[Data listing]
Start

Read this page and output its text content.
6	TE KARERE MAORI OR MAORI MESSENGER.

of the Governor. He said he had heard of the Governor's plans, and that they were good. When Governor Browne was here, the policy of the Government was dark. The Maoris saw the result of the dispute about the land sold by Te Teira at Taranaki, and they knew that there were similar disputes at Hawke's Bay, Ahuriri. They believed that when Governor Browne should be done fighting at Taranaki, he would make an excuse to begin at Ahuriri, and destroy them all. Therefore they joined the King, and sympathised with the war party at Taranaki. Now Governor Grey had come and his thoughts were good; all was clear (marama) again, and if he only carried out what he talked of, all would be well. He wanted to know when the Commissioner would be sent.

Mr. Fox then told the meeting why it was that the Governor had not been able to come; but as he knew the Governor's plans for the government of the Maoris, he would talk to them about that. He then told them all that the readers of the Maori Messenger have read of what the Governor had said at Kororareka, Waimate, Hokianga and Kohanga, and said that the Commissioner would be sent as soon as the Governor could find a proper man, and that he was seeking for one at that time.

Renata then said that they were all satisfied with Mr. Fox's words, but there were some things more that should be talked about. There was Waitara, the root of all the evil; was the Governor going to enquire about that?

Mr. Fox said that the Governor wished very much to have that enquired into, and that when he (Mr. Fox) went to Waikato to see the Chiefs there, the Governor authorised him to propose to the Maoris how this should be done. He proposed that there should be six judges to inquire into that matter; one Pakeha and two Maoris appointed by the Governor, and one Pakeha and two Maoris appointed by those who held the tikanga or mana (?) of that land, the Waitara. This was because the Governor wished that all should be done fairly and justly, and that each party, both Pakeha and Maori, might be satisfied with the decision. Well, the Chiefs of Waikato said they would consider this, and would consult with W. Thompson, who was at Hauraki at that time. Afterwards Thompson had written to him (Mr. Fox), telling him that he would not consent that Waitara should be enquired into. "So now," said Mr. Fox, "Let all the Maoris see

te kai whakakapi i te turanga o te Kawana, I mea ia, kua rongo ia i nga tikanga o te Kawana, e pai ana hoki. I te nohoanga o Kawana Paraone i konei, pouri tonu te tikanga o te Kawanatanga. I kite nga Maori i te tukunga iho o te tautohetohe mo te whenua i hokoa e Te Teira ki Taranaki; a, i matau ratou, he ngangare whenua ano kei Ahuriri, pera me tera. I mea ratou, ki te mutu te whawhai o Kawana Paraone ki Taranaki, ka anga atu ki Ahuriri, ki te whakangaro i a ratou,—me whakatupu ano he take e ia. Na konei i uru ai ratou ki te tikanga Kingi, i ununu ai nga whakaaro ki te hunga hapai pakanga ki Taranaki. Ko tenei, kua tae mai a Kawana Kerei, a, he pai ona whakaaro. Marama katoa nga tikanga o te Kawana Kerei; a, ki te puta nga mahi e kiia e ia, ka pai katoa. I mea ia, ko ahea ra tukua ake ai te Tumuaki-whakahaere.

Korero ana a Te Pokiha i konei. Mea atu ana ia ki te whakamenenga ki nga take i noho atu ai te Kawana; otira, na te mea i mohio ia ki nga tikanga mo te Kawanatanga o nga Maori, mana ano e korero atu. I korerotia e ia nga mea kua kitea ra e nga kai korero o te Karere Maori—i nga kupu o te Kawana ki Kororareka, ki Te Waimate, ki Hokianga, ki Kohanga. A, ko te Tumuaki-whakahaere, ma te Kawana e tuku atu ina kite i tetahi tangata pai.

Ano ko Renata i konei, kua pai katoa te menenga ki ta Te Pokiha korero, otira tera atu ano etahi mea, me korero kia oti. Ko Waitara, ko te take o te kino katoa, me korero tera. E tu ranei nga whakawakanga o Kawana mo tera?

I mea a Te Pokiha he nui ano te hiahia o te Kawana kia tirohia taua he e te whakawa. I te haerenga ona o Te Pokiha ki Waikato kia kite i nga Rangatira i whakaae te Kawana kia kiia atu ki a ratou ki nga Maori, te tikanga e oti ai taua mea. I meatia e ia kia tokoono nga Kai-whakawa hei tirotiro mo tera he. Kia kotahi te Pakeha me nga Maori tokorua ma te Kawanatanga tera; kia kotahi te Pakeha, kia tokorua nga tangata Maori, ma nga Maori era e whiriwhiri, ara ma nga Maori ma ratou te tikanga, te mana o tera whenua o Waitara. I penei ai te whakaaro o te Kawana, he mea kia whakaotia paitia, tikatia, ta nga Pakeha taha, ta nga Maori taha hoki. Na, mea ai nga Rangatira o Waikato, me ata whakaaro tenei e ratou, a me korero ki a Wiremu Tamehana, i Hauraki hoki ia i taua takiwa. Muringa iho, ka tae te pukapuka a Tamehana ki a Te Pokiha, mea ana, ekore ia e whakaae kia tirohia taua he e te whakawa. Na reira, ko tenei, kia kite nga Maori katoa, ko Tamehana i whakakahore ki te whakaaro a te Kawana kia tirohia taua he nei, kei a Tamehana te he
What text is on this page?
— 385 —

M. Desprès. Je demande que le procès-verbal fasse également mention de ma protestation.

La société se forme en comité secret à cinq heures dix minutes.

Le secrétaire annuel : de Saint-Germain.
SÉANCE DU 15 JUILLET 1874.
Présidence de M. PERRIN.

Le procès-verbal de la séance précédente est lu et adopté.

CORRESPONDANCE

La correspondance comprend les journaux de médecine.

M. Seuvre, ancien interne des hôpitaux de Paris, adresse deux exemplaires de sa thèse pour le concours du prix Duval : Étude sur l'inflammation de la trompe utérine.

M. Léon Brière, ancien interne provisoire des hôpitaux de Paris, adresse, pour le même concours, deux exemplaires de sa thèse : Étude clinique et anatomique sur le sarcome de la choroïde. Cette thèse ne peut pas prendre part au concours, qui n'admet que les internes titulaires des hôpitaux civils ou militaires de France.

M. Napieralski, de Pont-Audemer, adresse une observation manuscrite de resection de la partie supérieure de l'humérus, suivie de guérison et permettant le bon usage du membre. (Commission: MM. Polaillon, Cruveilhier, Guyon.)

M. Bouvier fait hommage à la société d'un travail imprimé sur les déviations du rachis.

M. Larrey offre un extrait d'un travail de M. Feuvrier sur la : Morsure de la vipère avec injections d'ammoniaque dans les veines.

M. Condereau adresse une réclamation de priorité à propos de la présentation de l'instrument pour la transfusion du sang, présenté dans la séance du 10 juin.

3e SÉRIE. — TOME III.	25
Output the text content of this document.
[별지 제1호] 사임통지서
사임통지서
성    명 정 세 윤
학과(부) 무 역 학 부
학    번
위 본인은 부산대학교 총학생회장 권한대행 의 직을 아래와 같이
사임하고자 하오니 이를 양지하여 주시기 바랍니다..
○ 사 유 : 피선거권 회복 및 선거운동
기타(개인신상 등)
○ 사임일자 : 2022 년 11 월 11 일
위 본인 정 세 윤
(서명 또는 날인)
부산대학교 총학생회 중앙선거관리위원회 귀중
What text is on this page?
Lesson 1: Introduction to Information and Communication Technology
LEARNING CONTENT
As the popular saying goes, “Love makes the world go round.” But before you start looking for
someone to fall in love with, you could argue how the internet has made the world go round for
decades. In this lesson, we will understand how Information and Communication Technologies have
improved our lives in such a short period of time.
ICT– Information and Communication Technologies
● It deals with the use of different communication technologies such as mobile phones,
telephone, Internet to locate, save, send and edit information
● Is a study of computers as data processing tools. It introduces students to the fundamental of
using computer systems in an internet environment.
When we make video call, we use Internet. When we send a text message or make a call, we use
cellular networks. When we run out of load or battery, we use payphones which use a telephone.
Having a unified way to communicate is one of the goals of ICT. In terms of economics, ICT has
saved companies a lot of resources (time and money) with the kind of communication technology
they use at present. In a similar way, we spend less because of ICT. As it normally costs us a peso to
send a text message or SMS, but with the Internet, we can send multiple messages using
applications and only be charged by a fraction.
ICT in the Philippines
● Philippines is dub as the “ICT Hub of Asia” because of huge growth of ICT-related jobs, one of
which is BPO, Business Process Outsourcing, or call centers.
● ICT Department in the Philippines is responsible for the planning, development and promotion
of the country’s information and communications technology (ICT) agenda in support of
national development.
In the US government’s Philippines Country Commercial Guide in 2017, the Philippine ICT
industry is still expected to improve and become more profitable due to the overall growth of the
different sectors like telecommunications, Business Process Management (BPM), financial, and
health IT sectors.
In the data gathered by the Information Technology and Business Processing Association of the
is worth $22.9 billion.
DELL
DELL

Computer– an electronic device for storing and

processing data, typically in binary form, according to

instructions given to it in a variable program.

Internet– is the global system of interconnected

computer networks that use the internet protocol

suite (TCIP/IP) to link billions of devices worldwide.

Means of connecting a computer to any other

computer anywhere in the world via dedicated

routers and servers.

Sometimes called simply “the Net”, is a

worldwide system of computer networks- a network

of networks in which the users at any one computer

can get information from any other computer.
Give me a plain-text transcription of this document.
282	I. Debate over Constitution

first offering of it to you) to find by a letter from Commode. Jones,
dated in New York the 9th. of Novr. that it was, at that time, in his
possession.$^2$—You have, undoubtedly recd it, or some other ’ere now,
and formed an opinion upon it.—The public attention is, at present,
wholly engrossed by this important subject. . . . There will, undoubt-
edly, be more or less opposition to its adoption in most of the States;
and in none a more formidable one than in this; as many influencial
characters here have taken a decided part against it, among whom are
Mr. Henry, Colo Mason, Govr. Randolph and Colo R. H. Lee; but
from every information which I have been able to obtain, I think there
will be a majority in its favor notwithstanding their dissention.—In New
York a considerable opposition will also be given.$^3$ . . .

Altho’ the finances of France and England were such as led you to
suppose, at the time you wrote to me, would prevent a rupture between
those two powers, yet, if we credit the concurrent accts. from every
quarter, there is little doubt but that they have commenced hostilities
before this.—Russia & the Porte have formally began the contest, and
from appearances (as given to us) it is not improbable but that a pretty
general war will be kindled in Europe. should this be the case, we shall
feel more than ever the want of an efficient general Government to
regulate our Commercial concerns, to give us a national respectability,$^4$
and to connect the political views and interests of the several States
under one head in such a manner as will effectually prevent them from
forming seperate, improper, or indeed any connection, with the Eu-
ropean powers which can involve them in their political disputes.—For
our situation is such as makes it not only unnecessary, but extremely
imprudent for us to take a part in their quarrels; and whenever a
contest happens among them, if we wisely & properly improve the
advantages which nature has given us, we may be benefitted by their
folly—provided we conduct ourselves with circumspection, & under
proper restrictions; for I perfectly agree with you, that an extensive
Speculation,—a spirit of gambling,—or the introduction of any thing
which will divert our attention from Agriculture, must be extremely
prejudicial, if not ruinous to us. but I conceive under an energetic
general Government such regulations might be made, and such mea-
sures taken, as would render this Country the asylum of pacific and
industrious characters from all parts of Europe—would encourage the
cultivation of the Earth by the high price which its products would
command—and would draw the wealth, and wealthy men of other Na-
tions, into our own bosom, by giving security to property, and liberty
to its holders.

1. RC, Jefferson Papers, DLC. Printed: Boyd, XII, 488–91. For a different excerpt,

End

**To be done:** Copy each line of the data that contains the word "than".

**Exercise output:**
and in none a more formidable one than in this; as many influencial
feel more than ever the want of an efficient general Government to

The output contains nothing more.